_DATASET ENTRIES:_

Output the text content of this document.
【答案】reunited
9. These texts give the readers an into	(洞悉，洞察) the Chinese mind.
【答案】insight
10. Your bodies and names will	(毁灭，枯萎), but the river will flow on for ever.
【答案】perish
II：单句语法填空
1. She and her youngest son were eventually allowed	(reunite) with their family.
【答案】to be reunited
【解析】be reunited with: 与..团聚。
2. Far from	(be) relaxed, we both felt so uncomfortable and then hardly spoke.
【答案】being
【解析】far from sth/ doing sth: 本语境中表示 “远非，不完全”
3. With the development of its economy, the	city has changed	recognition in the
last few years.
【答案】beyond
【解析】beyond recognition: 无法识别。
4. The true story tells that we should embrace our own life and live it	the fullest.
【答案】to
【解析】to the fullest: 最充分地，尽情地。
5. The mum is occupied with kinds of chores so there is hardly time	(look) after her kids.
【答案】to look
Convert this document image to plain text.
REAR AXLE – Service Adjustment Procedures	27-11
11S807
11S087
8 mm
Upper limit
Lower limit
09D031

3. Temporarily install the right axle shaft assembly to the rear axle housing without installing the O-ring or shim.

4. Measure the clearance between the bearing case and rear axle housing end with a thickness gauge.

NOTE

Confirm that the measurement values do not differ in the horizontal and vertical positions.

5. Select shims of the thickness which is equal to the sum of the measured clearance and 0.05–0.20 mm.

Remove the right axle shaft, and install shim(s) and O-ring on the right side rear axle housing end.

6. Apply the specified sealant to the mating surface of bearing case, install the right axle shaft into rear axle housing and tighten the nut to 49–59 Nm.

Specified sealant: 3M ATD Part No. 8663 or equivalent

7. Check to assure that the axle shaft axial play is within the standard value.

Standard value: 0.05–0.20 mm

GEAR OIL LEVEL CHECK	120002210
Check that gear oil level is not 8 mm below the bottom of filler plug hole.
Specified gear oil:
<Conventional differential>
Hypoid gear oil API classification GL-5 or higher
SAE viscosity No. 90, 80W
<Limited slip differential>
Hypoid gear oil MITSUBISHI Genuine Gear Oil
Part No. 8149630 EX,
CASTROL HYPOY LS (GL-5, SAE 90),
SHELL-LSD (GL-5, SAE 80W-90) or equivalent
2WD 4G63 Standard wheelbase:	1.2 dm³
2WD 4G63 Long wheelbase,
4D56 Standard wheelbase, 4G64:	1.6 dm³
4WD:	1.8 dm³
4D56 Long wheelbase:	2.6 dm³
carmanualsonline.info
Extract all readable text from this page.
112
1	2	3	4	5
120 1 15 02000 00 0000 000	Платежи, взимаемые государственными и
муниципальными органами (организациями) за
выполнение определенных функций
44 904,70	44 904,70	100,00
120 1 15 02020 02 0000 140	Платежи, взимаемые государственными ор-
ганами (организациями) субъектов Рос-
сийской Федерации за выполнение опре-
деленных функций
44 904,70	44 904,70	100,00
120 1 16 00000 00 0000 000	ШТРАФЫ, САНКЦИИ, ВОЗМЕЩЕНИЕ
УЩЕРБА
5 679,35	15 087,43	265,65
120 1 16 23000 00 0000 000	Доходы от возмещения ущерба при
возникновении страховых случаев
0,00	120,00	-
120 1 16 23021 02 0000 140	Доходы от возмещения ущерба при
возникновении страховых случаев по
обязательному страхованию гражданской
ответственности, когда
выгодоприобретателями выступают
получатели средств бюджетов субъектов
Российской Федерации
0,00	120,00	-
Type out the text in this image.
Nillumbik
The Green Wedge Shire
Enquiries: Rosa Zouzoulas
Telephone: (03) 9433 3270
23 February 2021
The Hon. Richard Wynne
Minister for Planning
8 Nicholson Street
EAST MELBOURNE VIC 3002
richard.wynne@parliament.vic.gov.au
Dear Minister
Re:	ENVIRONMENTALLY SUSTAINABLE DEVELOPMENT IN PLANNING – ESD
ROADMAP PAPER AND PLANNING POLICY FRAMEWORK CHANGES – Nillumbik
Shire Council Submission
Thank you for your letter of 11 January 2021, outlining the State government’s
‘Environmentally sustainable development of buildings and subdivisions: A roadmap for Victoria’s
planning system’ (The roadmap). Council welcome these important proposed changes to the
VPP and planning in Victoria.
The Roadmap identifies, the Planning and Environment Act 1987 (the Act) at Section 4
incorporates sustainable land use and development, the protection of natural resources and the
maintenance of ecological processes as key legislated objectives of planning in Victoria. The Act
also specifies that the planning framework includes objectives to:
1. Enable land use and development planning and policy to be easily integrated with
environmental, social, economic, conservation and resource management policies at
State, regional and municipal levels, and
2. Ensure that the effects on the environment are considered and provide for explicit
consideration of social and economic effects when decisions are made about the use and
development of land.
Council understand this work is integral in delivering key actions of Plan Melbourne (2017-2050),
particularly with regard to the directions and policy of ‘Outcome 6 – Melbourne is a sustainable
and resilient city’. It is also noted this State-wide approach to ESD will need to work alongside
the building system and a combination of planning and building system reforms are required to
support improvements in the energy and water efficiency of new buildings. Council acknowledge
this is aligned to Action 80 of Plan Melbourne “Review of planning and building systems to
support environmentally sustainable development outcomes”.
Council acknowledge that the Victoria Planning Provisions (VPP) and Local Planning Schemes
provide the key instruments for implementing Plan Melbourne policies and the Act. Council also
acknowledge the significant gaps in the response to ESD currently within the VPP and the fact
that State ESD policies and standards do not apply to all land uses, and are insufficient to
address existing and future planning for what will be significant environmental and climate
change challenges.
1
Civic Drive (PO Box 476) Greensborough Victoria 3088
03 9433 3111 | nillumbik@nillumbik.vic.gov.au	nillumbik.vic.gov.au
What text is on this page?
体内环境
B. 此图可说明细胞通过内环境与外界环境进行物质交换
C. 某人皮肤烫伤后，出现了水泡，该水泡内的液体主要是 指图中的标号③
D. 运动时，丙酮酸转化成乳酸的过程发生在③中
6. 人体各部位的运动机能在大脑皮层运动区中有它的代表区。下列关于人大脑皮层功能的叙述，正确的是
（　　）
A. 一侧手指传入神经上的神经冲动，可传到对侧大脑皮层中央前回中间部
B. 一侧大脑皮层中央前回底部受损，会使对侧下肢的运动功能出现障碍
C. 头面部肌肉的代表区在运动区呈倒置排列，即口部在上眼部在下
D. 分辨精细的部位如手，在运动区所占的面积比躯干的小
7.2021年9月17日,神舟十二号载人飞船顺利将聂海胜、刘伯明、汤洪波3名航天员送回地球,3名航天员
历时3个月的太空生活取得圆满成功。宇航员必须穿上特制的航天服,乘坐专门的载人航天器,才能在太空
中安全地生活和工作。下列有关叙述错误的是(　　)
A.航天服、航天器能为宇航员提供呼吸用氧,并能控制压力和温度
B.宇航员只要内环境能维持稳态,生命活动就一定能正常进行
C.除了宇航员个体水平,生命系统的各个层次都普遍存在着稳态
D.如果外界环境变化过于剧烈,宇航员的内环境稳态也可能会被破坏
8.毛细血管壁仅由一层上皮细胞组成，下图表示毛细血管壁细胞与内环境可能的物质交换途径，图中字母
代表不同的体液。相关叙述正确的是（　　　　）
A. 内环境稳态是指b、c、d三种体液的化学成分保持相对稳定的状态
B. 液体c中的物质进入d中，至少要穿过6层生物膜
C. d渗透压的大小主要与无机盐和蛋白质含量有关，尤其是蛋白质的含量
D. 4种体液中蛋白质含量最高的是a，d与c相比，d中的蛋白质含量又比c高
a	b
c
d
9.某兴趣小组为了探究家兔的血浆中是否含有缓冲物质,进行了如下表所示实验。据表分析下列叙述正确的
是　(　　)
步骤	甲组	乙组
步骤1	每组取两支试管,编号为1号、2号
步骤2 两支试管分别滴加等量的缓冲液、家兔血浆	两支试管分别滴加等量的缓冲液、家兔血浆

_WHAT YOU SHOULD DO:_
Select the lines in this material that hold the word "housing", leaving none out.

_ANSWER TO THIS EXERCISE:_
3. Temporarily install the right axle shaft assembly to the rear axle housing without installing the O-ring or shim.
4. Measure the clearance between the bearing case and rear axle housing end with a thickness gauge.
Remove the right axle shaft, and install shim(s) and O-ring on the right side rear axle housing end.
6. Apply the specified sealant to the mating surface of bearing case, install the right axle shaft into rear axle housing and tighten the nut to 49–59 Nm.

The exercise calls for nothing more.